[Permintaan yang Diberikan] Tolong ulangi seluruh catatan di bawah ini baris demi baris tanpa mengubah apa pun.

[Data Tersimpan]
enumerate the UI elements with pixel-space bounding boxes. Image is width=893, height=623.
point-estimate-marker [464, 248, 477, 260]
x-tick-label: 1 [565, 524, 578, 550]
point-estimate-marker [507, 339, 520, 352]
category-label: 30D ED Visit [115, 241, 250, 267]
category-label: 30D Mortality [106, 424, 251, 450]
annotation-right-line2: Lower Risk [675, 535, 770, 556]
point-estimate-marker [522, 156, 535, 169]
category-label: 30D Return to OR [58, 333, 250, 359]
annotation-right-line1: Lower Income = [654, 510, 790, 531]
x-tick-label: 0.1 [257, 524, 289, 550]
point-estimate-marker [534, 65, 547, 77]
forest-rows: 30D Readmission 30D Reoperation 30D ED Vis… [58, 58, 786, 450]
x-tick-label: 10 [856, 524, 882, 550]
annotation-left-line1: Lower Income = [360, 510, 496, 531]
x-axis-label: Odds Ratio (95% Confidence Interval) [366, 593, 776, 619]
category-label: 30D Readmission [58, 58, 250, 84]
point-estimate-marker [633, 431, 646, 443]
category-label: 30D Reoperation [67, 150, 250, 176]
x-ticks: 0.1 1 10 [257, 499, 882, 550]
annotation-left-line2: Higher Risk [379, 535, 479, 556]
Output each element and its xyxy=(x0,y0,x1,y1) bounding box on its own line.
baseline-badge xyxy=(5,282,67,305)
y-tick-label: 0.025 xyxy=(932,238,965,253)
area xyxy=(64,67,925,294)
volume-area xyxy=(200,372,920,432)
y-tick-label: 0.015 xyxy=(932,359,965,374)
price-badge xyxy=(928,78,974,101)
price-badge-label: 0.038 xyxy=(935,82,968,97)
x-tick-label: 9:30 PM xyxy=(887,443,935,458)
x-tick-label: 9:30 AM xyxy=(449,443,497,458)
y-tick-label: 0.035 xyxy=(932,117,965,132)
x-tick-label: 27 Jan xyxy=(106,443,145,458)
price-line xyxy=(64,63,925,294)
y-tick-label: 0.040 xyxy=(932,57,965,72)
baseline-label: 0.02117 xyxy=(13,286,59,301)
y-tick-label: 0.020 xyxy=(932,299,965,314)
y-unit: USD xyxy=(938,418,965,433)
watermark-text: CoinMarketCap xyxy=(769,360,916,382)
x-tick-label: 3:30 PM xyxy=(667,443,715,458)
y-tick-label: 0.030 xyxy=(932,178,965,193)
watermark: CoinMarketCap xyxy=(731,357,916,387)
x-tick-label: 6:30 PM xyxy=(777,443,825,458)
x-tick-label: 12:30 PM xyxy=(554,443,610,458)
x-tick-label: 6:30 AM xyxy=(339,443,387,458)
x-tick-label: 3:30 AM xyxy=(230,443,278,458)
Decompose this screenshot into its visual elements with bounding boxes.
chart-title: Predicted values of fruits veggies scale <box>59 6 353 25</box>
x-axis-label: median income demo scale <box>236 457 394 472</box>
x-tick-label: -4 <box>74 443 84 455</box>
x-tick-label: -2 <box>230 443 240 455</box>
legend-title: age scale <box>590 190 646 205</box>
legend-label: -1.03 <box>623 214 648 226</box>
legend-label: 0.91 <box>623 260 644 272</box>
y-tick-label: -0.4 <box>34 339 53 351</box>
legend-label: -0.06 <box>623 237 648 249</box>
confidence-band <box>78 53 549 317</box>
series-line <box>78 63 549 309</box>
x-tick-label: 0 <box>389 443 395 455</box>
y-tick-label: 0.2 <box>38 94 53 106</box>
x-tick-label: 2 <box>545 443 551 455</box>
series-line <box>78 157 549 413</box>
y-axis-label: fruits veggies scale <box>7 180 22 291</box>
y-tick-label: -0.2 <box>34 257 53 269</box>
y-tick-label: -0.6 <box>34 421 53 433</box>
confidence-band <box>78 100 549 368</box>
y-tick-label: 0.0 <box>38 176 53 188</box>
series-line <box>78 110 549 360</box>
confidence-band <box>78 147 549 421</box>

[Hasil Tugas Ini]
enumerate the UI elements with pixel-space bounding boxes. Image is width=893, height=623.
point-estimate-marker [464, 248, 477, 260]
x-tick-label: 1 [565, 524, 578, 550]
point-estimate-marker [507, 339, 520, 352]
category-label: 30D ED Visit [115, 241, 250, 267]
category-label: 30D Mortality [106, 424, 251, 450]
annotation-right-line2: Lower Risk [675, 535, 770, 556]
point-estimate-marker [522, 156, 535, 169]
category-label: 30D Return to OR [58, 333, 250, 359]
annotation-right-line1: Lower Income = [654, 510, 790, 531]
x-tick-label: 0.1 [257, 524, 289, 550]
point-estimate-marker [534, 65, 547, 77]
forest-rows: 30D Readmission 30D Reoperation 30D ED Vis… [58, 58, 786, 450]
x-tick-label: 10 [856, 524, 882, 550]
annotation-left-line1: Lower Income = [360, 510, 496, 531]
x-axis-label: Odds Ratio (95% Confidence Interval) [366, 593, 776, 619]
category-label: 30D Readmission [58, 58, 250, 84]
point-estimate-marker [633, 431, 646, 443]
category-label: 30D Reoperation [67, 150, 250, 176]
x-ticks: 0.1 1 10 [257, 499, 882, 550]
annotation-left-line2: Higher Risk [379, 535, 479, 556]
Output each element and its xyxy=(x0,y0,x1,y1) bounding box on its own line.
baseline-badge xyxy=(5,282,67,305)
y-tick-label: 0.025 xyxy=(932,238,965,253)
area xyxy=(64,67,925,294)
volume-area xyxy=(200,372,920,432)
y-tick-label: 0.015 xyxy=(932,359,965,374)
price-badge xyxy=(928,78,974,101)
price-badge-label: 0.038 xyxy=(935,82,968,97)
x-tick-label: 9:30 PM xyxy=(887,443,935,458)
x-tick-label: 9:30 AM xyxy=(449,443,497,458)
y-tick-label: 0.035 xyxy=(932,117,965,132)
x-tick-label: 27 Jan xyxy=(106,443,145,458)
price-line xyxy=(64,63,925,294)
y-tick-label: 0.040 xyxy=(932,57,965,72)
baseline-label: 0.02117 xyxy=(13,286,59,301)
y-tick-label: 0.020 xyxy=(932,299,965,314)
y-unit: USD xyxy=(938,418,965,433)
watermark-text: CoinMarketCap xyxy=(769,360,916,382)
x-tick-label: 3:30 PM xyxy=(667,443,715,458)
y-tick-label: 0.030 xyxy=(932,178,965,193)
watermark: CoinMarketCap xyxy=(731,357,916,387)
x-tick-label: 6:30 PM xyxy=(777,443,825,458)
x-tick-label: 12:30 PM xyxy=(554,443,610,458)
x-tick-label: 6:30 AM xyxy=(339,443,387,458)
x-tick-label: 3:30 AM xyxy=(230,443,278,458)
Decompose this screenshot into its visual elements with bounding boxes.
chart-title: Predicted values of fruits veggies scale <box>59 6 353 25</box>
x-axis-label: median income demo scale <box>236 457 394 472</box>
x-tick-label: -4 <box>74 443 84 455</box>
x-tick-label: -2 <box>230 443 240 455</box>
legend-title: age scale <box>590 190 646 205</box>
legend-label: -1.03 <box>623 214 648 226</box>
legend-label: 0.91 <box>623 260 644 272</box>
y-tick-label: -0.4 <box>34 339 53 351</box>
legend-label: -0.06 <box>623 237 648 249</box>
confidence-band <box>78 53 549 317</box>
series-line <box>78 63 549 309</box>
x-tick-label: 0 <box>389 443 395 455</box>
y-tick-label: 0.2 <box>38 94 53 106</box>
x-tick-label: 2 <box>545 443 551 455</box>
series-line <box>78 157 549 413</box>
y-axis-label: fruits veggies scale <box>7 180 22 291</box>
y-tick-label: -0.2 <box>34 257 53 269</box>
y-tick-label: -0.6 <box>34 421 53 433</box>
confidence-band <box>78 100 549 368</box>
y-tick-label: 0.0 <box>38 176 53 188</box>
series-line <box>78 110 549 360</box>
confidence-band <box>78 147 549 421</box>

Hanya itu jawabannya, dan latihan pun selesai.